## PROBLEM TO SOLVE
Reproduce every entry in the listing without alteration.

--- DATASET EXTRACT ---

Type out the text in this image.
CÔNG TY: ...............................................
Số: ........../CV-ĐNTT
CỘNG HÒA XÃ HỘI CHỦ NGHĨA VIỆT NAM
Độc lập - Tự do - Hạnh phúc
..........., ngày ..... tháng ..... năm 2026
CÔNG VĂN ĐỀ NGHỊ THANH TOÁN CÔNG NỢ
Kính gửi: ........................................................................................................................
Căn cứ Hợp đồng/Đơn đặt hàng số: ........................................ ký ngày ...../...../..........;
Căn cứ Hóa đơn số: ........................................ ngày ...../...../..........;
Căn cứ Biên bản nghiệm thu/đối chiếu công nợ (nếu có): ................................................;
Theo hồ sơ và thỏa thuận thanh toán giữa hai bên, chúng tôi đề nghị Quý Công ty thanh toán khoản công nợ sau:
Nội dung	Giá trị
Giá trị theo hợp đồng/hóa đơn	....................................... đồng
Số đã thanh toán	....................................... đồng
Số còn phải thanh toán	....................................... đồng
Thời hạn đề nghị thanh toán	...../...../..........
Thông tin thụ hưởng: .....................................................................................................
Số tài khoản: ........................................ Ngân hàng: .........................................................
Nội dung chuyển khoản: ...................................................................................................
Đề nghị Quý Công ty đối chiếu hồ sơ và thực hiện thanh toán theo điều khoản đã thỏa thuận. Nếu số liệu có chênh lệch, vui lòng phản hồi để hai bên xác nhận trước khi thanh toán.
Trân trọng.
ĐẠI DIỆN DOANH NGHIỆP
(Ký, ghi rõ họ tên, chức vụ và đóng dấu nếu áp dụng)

---

## SOLUTION TO THE PROBLEM
Type out the text in this image.
CÔNG TY: ...............................................
Số: ........../CV-ĐNTT
CỘNG HÒA XÃ HỘI CHỦ NGHĨA VIỆT NAM
Độc lập - Tự do - Hạnh phúc
..........., ngày ..... tháng ..... năm 2026
CÔNG VĂN ĐỀ NGHỊ THANH TOÁN CÔNG NỢ
Kính gửi: ........................................................................................................................
Căn cứ Hợp đồng/Đơn đặt hàng số: ........................................ ký ngày ...../...../..........;
Căn cứ Hóa đơn số: ........................................ ngày ...../...../..........;
Căn cứ Biên bản nghiệm thu/đối chiếu công nợ (nếu có): ................................................;
Theo hồ sơ và thỏa thuận thanh toán giữa hai bên, chúng tôi đề nghị Quý Công ty thanh toán khoản công nợ sau:
Nội dung	Giá trị
Giá trị theo hợp đồng/hóa đơn	....................................... đồng
Số đã thanh toán	....................................... đồng
Số còn phải thanh toán	....................................... đồng
Thời hạn đề nghị thanh toán	...../...../..........
Thông tin thụ hưởng: .....................................................................................................
Số tài khoản: ........................................ Ngân hàng: .........................................................
Nội dung chuyển khoản: ...................................................................................................
Đề nghị Quý Công ty đối chiếu hồ sơ và thực hiện thanh toán theo điều khoản đã thỏa thuận. Nếu số liệu có chênh lệch, vui lòng phản hồi để hai bên xác nhận trước khi thanh toán.
Trân trọng.
ĐẠI DIỆN DOANH NGHIỆP
(Ký, ghi rõ họ tên, chức vụ và đóng dấu nếu áp dụng)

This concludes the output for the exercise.